**Stored rows:**
○ ○ ○ ○ ○
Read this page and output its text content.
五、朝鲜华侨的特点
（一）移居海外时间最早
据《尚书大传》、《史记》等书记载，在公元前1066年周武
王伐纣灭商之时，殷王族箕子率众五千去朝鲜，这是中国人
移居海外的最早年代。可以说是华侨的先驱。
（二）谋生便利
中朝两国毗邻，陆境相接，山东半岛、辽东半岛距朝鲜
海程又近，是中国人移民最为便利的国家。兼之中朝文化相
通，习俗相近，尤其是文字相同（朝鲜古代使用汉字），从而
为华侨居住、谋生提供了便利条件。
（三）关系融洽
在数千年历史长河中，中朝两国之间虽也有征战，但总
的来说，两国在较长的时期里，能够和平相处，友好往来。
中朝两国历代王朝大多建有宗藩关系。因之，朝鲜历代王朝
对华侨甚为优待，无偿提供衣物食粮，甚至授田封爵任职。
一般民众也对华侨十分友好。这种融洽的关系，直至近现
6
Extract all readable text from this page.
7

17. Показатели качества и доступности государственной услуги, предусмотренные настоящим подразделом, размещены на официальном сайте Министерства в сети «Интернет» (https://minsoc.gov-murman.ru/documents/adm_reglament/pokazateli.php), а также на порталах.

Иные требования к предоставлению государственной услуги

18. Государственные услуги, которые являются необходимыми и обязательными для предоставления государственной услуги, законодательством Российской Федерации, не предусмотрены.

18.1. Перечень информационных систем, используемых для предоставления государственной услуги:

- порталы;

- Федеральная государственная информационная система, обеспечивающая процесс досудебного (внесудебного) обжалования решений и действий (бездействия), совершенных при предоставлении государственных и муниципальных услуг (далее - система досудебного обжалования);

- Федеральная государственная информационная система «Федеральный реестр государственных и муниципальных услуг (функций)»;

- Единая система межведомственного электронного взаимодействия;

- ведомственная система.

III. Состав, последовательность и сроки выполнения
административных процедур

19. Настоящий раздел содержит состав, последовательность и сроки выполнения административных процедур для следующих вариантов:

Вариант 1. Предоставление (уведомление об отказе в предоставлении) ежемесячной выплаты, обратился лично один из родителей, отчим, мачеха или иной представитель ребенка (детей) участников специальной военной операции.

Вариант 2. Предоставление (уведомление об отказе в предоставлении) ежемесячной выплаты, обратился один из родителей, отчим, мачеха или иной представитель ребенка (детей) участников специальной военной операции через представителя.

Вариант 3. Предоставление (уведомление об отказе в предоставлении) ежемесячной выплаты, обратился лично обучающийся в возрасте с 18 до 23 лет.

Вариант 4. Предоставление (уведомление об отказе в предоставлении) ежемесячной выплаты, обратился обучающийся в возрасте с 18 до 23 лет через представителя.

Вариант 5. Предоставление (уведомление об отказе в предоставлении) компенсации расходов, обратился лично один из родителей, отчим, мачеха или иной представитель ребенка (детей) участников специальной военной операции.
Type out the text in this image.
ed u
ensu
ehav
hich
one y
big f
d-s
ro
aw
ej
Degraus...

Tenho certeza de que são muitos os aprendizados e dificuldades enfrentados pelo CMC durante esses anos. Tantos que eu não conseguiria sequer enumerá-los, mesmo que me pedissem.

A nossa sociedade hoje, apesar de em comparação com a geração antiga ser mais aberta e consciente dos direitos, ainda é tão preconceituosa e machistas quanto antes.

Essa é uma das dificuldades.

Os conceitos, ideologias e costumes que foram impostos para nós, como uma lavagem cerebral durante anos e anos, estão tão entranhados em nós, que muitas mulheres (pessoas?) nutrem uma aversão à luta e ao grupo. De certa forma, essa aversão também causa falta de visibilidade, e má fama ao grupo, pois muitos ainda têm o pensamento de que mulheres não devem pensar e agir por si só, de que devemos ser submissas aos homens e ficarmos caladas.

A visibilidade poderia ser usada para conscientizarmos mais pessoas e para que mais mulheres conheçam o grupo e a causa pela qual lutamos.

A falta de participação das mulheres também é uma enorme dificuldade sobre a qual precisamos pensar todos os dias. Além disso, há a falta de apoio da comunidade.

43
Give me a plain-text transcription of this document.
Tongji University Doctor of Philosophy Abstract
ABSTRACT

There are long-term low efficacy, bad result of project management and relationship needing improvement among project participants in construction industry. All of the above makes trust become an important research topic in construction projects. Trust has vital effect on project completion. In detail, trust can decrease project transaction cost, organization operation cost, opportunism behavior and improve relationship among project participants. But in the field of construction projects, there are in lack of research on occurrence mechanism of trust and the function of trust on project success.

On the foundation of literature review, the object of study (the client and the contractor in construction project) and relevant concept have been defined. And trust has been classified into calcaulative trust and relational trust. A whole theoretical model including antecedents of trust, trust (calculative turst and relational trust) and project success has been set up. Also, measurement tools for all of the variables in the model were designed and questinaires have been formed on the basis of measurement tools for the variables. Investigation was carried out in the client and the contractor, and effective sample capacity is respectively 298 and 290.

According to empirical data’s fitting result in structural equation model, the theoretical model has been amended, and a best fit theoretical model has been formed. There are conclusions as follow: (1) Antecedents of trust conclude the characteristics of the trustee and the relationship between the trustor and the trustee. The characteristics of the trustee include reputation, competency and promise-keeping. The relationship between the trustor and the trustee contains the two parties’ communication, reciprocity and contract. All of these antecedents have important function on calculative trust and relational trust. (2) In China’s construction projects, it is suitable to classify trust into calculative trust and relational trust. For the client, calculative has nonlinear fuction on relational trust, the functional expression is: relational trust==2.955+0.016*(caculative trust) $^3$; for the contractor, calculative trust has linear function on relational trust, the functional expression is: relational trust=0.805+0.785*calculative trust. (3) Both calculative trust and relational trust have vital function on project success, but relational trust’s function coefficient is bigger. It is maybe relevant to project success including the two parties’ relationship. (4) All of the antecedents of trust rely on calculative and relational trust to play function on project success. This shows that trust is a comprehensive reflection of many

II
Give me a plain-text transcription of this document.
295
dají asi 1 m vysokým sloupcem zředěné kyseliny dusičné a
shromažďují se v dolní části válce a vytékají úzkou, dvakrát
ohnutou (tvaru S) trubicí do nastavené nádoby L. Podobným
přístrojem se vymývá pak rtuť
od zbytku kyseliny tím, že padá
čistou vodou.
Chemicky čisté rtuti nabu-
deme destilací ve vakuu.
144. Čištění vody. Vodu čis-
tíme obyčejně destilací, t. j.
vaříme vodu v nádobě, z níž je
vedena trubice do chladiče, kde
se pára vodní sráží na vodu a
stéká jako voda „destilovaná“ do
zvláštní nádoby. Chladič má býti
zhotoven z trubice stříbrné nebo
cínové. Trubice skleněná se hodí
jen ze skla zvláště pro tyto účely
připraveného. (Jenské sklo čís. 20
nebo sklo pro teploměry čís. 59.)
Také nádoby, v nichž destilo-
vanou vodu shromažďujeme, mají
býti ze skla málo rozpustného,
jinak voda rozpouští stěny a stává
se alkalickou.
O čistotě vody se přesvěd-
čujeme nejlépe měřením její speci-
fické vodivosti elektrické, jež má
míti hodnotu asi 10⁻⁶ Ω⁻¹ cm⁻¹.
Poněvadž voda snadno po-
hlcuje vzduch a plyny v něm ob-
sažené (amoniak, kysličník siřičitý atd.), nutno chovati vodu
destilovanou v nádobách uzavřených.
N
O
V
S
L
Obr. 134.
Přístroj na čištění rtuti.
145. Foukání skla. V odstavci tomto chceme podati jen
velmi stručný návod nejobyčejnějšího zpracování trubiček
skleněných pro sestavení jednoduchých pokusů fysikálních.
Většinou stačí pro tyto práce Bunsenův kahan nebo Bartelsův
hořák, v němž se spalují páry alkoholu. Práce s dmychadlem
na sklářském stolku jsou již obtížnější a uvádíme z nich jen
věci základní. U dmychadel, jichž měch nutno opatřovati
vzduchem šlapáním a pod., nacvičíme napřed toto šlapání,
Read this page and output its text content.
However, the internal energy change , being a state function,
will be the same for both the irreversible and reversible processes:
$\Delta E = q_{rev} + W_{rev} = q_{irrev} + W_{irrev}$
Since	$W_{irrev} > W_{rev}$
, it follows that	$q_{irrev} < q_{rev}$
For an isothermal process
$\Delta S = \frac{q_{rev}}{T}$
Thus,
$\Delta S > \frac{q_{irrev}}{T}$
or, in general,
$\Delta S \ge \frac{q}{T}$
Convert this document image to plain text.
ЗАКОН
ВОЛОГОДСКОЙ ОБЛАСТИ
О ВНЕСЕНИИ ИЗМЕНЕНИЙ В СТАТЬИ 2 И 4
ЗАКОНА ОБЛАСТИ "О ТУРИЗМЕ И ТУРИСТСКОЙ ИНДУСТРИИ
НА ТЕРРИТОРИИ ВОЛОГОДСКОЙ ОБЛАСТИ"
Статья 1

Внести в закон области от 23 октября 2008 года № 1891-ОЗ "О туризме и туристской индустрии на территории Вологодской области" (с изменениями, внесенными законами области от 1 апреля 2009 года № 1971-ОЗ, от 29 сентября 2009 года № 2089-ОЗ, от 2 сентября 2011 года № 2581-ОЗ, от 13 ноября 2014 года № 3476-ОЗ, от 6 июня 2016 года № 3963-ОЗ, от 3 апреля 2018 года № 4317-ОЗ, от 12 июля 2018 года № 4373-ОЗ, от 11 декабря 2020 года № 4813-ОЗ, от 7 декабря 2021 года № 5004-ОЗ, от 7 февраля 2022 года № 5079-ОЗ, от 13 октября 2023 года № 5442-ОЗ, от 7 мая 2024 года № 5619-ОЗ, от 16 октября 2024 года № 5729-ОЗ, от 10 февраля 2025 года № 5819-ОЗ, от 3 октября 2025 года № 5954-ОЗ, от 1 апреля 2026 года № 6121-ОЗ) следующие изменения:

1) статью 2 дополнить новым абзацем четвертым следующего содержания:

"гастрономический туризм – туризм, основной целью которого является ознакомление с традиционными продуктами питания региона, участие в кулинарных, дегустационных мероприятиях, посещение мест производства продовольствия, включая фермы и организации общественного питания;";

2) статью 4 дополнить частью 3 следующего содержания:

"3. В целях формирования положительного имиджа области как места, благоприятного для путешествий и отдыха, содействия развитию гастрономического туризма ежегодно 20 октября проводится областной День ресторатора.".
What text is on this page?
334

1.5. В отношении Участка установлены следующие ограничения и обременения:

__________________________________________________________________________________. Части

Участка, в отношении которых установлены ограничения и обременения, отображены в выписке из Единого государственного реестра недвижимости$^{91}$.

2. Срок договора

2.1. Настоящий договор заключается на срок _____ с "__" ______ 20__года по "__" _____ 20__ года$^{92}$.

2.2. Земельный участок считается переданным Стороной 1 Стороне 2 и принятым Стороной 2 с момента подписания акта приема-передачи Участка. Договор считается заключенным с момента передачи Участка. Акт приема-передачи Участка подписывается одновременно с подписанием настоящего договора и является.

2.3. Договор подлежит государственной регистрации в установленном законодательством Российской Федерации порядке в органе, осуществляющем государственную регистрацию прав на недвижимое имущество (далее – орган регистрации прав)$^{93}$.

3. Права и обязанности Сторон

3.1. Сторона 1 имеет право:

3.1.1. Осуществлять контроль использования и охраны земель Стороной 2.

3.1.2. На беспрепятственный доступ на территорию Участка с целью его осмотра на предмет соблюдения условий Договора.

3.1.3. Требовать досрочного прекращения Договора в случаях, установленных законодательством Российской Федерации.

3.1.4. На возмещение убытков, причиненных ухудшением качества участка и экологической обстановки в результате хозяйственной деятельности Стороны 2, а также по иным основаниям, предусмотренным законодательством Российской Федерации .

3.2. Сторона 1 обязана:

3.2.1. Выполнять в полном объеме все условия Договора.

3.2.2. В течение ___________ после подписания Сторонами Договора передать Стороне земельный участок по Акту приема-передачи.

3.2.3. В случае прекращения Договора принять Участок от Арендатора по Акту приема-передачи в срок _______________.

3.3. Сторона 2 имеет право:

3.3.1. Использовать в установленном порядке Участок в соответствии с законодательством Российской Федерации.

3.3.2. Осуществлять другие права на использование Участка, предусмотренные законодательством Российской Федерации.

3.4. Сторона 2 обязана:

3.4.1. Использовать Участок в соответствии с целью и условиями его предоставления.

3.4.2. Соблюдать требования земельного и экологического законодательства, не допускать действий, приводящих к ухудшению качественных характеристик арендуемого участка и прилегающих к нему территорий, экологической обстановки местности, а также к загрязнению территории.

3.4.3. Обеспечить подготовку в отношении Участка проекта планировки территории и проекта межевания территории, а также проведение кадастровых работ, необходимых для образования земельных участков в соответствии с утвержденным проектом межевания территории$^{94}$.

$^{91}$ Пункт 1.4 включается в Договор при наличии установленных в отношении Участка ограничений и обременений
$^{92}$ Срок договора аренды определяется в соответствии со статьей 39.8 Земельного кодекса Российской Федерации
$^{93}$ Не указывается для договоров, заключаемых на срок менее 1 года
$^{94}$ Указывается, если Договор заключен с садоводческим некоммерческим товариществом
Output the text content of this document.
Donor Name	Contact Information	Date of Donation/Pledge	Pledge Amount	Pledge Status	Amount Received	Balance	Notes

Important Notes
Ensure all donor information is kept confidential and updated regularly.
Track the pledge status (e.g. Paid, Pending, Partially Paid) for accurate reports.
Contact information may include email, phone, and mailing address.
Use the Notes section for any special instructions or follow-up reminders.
○ ○ ○ ○ ○
**Written instruction:** Pick out all the lines with the word "информационная" in them and copy them.

**Correct output:**
- Федеральная государственная информационная система, обеспечивающая процесс досудебного (внесудебного) обжалования решений и действий (бездействия), совершенных при предоставлении государственных и муниципальных услуг (далее - система досудебного обжалования);
- Федеральная государственная информационная система «Федеральный реестр государственных и муниципальных услуг (функций)»;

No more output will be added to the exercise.